◆ DATA TO USE ◆
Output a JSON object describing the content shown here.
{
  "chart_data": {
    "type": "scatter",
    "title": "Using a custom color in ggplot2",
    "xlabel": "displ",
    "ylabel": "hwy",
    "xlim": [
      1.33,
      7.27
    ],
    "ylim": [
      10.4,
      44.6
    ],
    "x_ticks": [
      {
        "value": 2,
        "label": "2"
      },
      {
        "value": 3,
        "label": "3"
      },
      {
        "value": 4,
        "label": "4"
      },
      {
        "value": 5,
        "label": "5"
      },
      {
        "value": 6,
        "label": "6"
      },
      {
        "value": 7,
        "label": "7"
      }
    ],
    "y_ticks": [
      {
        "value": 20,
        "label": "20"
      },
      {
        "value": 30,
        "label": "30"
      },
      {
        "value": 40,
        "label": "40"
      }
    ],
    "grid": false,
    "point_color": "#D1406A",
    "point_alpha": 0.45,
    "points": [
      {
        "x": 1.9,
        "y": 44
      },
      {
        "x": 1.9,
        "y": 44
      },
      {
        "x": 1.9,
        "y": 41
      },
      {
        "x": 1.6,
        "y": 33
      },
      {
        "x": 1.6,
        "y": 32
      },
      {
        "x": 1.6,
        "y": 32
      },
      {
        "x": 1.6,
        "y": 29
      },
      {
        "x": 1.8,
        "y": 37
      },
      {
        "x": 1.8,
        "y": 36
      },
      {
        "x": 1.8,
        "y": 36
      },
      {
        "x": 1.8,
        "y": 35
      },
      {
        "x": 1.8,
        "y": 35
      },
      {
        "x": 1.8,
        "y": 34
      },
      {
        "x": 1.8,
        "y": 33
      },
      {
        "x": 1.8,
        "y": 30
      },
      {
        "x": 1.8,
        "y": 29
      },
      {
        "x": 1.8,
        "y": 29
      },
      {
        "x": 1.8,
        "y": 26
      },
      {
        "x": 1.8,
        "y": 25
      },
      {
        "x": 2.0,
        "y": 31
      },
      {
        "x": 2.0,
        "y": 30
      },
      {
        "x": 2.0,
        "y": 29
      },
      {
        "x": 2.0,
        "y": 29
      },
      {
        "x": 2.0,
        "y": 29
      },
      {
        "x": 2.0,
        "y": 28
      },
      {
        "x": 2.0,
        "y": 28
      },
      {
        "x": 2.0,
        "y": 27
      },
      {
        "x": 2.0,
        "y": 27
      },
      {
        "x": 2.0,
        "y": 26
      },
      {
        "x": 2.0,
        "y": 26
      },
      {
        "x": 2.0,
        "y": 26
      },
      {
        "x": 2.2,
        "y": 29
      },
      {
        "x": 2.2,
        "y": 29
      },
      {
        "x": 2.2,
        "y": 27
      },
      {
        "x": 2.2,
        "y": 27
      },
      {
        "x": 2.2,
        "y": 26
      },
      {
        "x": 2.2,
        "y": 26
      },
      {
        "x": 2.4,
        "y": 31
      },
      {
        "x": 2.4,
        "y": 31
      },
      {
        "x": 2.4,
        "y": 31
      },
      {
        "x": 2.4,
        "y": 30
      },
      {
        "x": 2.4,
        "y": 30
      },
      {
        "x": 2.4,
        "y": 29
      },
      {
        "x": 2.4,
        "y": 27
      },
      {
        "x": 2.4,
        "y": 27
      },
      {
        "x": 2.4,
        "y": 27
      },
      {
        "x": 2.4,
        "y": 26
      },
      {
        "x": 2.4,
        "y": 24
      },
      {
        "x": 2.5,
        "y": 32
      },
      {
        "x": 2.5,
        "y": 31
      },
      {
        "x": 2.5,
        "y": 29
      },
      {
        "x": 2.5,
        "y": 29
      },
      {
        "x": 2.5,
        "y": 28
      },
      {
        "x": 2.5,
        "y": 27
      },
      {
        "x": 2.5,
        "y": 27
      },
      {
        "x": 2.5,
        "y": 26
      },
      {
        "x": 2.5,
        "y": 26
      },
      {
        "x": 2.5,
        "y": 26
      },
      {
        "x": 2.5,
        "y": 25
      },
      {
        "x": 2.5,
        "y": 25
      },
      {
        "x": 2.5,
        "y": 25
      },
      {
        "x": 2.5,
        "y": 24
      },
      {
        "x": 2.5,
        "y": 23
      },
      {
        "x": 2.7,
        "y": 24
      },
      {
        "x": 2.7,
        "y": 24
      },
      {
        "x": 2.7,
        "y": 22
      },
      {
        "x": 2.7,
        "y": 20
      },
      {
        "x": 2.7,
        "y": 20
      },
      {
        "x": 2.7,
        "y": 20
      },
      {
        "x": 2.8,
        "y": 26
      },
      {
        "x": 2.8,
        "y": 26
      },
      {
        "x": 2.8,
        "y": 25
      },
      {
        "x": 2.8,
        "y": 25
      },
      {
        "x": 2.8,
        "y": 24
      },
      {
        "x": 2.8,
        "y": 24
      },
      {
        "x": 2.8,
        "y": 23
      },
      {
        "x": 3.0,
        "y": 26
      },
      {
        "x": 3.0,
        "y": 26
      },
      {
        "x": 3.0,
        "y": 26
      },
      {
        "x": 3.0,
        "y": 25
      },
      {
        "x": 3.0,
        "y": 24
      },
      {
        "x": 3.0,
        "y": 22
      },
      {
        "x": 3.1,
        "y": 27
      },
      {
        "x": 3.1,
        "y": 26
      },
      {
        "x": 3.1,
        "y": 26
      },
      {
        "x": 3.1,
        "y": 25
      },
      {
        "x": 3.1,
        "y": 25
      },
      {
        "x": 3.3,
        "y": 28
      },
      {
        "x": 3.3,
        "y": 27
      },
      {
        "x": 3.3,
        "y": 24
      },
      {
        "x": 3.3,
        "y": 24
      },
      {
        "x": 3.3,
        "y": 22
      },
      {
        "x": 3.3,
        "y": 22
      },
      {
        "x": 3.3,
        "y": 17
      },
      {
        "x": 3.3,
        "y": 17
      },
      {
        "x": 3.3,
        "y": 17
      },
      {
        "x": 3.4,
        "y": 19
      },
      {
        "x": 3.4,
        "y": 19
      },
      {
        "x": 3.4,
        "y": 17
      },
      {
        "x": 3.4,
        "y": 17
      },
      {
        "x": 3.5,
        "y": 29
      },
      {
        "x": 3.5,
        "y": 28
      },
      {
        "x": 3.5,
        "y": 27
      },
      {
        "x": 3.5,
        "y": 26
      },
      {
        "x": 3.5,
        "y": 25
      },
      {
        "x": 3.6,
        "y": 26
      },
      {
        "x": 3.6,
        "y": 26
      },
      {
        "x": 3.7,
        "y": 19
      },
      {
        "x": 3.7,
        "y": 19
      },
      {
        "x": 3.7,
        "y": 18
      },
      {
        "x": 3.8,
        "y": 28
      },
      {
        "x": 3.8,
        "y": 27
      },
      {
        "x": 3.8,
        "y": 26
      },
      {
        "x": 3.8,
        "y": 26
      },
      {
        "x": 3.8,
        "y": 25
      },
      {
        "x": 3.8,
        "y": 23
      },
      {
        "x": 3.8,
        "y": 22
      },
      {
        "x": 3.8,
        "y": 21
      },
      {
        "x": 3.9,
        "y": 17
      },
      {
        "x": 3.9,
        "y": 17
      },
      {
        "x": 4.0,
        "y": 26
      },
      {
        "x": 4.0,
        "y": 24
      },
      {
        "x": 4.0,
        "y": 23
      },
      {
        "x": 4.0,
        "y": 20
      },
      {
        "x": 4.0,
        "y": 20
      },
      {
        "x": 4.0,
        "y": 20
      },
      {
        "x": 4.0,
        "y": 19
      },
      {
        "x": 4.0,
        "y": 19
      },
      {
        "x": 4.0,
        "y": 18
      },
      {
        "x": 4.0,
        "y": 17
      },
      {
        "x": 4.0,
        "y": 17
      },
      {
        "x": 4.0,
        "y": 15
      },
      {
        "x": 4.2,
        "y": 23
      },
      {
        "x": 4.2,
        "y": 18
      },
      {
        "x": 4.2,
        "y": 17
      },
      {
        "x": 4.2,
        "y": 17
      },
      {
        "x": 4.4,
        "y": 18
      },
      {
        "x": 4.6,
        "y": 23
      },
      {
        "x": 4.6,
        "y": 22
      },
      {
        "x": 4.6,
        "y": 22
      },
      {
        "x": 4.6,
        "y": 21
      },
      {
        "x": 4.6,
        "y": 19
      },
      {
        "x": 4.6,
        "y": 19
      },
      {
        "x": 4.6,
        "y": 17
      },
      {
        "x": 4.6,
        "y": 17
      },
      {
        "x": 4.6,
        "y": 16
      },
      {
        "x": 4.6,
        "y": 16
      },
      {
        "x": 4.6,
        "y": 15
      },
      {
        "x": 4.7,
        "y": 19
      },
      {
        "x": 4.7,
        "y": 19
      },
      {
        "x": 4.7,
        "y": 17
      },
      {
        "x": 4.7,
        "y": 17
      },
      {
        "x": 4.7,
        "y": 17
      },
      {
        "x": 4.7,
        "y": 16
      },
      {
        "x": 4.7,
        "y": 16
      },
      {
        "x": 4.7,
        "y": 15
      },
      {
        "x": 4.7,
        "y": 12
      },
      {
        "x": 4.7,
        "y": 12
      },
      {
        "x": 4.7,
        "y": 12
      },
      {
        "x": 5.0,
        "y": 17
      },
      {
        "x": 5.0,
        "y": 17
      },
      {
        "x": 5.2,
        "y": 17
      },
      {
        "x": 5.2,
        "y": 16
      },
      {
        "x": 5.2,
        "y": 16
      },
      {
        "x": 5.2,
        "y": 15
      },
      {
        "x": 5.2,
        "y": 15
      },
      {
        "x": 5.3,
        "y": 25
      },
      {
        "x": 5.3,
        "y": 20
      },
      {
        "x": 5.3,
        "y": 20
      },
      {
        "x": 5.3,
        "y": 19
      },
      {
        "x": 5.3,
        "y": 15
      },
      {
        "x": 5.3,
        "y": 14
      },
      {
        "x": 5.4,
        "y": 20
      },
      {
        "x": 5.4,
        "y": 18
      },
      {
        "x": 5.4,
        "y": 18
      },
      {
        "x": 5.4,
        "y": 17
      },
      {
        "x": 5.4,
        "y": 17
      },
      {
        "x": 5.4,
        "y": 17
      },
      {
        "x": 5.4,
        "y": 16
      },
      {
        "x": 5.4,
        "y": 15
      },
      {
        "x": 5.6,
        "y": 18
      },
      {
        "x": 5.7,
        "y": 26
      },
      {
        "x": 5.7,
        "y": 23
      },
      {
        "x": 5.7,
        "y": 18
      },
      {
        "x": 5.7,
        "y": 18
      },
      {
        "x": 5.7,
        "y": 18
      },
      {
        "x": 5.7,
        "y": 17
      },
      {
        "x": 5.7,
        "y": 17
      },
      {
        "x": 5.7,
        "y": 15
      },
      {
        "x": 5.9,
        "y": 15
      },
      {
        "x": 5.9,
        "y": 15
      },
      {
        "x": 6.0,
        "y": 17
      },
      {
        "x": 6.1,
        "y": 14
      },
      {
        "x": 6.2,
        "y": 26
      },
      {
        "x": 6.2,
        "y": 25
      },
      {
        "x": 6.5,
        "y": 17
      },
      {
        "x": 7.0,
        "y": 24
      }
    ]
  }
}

◆ REQUEST ◆
Where does the word "value" appear in the listing? List each line that holds it.

◆ OUTPUT ◆
        "value": 2,
        "value": 3,
        "value": 4,
        "value": 5,
        "value": 6,
        "value": 7,
        "value": 20,
        "value": 30,
        "value": 40,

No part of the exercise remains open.